TASK DATA —
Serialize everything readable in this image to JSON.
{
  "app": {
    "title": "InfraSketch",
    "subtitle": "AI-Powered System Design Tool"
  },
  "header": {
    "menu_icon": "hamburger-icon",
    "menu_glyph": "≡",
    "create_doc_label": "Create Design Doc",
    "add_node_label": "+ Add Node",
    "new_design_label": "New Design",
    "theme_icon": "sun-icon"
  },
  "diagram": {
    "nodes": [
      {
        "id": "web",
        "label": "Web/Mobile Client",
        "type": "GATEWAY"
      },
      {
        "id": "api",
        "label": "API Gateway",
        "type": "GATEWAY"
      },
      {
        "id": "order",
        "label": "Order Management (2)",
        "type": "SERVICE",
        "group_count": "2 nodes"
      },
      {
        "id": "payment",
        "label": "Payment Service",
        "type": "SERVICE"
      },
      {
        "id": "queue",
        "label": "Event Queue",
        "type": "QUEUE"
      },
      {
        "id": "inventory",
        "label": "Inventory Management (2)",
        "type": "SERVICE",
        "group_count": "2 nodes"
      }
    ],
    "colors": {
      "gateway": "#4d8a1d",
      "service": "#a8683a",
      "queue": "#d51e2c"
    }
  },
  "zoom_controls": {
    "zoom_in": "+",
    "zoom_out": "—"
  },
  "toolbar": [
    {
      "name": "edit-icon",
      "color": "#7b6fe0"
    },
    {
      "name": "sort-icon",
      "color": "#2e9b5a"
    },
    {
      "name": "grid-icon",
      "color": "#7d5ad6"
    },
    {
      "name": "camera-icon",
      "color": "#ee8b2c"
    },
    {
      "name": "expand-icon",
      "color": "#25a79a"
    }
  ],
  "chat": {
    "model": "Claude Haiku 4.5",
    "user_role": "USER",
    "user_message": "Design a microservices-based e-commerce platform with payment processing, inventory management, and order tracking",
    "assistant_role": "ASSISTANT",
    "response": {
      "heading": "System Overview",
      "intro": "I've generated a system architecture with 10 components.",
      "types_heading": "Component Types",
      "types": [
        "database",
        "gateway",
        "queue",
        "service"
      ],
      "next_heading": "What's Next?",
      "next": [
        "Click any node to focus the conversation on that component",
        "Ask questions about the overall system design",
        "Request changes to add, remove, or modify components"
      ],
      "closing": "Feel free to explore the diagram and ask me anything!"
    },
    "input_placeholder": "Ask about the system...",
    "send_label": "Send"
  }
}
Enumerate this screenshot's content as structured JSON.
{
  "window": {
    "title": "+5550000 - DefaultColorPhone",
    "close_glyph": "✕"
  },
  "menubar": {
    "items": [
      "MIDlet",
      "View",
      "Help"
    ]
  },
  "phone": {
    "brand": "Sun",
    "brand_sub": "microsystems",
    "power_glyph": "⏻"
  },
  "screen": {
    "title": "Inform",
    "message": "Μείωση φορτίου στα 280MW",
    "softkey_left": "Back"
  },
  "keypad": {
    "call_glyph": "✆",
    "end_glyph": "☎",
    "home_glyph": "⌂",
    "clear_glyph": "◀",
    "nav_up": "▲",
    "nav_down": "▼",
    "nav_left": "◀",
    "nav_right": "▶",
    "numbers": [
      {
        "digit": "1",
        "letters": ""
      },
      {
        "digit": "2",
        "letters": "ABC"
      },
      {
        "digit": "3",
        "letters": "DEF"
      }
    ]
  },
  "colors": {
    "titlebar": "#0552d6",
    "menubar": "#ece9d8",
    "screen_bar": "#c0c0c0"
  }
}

GIVEN TASK —
Only the number is wanted: how many lines above include the word "diagram"?

WORKED ANSWER —
2